"""

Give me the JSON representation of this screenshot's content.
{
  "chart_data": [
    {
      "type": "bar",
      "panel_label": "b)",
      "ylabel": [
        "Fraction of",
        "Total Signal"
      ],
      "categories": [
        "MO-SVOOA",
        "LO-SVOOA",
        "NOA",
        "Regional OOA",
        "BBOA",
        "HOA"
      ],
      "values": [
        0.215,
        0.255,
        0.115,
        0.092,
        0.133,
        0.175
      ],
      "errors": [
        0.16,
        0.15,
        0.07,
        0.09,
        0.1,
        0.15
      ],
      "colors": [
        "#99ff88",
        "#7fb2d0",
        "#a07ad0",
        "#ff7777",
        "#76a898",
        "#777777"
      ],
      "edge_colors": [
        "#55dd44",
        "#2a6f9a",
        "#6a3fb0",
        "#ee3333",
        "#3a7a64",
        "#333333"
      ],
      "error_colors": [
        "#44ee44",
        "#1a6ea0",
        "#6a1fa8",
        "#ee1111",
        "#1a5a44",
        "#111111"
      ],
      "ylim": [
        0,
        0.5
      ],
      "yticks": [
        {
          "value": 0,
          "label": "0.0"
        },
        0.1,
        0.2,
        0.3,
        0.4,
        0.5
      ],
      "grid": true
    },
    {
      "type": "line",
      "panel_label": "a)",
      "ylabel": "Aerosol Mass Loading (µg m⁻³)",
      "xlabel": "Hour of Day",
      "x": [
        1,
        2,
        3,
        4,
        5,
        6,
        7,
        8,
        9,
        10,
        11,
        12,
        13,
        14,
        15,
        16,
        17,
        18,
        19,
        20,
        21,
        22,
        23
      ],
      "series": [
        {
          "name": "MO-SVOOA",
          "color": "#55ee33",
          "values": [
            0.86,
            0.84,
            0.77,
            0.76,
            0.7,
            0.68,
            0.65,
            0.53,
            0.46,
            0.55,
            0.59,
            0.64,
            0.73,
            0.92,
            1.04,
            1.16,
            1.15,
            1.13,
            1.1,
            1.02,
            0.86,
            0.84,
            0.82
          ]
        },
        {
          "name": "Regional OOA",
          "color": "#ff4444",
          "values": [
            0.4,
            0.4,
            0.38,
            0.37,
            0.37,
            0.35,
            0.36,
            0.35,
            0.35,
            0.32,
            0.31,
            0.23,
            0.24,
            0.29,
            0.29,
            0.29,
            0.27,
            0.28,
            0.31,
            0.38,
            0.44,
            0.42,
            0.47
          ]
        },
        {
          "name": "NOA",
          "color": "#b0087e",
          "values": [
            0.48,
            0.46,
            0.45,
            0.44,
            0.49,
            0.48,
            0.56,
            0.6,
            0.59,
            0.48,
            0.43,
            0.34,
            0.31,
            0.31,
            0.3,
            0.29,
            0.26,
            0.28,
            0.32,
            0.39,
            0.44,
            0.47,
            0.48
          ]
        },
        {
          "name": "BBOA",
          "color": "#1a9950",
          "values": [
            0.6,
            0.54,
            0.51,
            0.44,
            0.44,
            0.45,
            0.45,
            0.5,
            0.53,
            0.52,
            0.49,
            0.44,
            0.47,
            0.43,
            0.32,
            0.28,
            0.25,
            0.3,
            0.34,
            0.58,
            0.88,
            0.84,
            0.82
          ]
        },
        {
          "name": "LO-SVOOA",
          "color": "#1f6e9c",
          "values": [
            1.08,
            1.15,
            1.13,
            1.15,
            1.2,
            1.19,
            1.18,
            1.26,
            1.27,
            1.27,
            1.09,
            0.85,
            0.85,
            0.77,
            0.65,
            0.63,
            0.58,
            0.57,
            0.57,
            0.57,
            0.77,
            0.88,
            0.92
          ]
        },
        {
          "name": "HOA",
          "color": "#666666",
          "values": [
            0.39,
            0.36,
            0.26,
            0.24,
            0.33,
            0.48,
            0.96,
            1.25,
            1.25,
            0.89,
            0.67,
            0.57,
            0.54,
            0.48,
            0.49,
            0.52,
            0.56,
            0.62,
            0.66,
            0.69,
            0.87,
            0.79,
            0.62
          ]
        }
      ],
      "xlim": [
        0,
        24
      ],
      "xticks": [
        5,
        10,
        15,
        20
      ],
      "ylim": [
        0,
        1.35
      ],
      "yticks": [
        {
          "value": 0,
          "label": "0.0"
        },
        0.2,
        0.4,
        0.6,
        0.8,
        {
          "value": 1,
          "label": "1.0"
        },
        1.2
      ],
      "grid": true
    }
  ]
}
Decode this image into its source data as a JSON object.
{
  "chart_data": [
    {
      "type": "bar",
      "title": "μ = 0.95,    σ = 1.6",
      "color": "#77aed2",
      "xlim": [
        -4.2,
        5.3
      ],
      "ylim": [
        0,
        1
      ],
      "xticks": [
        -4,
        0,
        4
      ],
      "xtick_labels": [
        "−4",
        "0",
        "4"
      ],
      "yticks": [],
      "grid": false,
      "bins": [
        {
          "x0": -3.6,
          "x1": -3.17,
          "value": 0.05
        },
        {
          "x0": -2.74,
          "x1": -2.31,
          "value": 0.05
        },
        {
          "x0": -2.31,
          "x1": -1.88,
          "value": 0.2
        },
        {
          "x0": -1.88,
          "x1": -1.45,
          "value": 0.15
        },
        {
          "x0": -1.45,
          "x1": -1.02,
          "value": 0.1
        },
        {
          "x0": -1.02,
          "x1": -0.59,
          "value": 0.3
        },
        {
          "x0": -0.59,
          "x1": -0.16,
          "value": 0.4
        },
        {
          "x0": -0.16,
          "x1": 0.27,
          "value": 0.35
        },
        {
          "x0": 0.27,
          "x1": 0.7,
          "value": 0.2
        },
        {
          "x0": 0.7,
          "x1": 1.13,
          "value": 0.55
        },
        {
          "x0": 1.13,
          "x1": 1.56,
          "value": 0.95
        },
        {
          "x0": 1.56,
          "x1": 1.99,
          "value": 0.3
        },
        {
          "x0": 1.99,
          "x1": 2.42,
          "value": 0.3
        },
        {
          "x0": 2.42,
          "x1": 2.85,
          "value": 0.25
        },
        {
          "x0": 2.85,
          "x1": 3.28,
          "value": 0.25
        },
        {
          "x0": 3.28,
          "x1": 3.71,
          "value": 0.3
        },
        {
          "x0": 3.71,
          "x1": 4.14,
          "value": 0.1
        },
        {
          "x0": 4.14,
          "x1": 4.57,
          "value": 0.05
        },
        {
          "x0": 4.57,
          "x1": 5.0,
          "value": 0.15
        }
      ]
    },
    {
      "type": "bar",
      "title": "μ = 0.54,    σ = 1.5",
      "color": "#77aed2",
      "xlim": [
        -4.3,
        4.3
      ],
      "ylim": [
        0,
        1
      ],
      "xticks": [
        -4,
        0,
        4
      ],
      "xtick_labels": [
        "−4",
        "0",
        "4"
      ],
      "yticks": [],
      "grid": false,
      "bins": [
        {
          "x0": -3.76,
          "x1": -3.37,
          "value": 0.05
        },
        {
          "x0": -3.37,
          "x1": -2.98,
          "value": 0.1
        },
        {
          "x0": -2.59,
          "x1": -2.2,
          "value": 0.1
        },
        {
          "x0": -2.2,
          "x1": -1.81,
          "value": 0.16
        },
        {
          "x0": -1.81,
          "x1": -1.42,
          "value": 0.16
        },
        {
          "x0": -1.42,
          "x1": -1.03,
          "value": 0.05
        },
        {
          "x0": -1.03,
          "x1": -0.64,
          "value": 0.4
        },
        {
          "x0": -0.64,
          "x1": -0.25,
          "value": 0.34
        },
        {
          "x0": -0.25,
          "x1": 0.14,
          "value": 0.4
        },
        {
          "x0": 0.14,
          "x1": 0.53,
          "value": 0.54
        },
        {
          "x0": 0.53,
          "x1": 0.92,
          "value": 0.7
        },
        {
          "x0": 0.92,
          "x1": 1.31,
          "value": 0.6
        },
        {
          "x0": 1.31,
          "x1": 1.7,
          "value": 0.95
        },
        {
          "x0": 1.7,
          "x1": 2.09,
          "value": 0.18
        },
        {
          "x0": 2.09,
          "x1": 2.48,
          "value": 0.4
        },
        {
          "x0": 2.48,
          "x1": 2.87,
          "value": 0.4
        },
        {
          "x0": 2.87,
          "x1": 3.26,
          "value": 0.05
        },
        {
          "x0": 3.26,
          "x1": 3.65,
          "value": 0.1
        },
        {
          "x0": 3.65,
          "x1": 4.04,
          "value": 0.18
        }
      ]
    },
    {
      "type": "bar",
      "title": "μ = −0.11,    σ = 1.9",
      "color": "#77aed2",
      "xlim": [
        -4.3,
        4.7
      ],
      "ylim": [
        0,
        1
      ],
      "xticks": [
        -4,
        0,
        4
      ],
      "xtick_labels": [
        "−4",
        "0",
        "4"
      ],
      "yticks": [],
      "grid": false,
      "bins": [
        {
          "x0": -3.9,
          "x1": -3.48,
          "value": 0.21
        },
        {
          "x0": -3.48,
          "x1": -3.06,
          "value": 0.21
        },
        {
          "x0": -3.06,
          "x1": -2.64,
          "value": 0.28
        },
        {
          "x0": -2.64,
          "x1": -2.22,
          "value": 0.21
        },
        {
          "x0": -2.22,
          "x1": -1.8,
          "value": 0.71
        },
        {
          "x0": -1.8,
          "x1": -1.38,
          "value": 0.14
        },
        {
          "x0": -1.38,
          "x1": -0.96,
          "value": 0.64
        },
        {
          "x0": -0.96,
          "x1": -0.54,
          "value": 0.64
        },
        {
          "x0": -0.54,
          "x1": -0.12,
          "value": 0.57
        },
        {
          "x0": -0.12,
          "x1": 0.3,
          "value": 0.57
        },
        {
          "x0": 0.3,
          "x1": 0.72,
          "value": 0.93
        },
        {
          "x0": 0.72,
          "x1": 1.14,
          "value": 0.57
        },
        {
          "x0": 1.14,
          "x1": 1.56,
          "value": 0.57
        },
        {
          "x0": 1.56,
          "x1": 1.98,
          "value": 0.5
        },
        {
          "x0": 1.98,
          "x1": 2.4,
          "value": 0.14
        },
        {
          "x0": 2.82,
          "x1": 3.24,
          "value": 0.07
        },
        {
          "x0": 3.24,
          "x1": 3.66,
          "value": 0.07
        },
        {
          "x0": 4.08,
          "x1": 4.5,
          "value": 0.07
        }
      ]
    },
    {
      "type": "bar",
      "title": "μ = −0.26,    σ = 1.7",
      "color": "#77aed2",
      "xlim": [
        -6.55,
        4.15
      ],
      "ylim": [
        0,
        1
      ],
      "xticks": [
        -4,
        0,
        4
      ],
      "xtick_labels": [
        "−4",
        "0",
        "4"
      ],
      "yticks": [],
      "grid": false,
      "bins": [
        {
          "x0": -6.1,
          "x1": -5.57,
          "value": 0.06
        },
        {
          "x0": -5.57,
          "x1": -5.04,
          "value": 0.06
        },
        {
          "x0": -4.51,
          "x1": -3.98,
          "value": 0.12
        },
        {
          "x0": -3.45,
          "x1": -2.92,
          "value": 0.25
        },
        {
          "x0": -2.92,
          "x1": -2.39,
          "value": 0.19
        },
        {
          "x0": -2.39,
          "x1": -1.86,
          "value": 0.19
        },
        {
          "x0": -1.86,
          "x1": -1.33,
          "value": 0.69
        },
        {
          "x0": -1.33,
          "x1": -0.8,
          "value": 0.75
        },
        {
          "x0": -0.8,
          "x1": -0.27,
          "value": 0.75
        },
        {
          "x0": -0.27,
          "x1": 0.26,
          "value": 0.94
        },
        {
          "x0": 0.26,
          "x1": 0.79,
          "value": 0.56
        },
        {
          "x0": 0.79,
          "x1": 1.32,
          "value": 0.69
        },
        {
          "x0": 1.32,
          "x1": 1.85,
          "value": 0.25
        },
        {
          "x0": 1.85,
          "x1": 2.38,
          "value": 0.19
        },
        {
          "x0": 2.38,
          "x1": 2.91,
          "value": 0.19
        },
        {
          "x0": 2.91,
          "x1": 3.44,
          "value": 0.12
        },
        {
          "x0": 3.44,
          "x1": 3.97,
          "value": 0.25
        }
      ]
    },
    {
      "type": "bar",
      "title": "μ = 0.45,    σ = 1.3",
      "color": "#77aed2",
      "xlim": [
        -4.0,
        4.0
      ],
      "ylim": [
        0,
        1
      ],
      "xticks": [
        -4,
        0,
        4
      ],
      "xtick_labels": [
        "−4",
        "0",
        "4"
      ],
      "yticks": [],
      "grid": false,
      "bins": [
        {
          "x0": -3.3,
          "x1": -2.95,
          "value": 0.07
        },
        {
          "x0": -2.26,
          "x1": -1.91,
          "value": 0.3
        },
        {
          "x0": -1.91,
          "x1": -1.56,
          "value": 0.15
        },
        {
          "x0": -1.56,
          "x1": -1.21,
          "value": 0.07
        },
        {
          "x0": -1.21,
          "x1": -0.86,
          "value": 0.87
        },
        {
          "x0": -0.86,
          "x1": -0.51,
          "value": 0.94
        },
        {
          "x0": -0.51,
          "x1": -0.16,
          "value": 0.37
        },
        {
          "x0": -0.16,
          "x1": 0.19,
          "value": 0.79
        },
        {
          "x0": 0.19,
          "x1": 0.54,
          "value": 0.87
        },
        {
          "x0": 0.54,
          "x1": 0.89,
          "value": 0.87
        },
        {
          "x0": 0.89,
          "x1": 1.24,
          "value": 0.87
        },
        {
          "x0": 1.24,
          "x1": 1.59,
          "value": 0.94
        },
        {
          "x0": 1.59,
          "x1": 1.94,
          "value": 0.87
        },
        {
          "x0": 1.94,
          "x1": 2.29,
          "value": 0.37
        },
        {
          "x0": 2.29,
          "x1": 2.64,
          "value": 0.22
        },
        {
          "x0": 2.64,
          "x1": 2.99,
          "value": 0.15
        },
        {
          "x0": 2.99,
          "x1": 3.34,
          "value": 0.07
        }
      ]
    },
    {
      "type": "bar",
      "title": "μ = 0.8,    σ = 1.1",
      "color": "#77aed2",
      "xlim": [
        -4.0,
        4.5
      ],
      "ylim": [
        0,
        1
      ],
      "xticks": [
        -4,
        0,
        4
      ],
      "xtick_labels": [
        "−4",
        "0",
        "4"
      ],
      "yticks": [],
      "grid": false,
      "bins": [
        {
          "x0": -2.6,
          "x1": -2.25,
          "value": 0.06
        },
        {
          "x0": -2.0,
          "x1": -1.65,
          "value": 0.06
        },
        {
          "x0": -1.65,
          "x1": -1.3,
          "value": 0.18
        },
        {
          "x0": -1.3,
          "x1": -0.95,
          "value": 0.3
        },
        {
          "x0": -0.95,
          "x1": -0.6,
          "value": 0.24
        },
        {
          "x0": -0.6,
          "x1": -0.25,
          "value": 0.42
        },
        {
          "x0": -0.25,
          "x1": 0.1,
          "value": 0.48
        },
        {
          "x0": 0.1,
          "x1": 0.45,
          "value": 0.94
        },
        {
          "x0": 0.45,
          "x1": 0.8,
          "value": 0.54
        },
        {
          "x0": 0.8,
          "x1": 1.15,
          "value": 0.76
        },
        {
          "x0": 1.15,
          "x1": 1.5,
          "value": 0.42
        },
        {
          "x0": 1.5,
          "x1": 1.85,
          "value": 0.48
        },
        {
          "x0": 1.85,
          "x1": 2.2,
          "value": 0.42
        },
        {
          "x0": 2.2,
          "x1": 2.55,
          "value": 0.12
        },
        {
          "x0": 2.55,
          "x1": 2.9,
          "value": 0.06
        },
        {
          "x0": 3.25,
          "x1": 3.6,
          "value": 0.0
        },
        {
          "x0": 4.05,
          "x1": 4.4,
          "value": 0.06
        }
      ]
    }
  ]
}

"""

» **What needs to be done**: Look through the data and show every line containing "this".

» **Exercise answer**:
Give me the JSON representation of this screenshot's content.
Decode this image into its source data as a JSON object.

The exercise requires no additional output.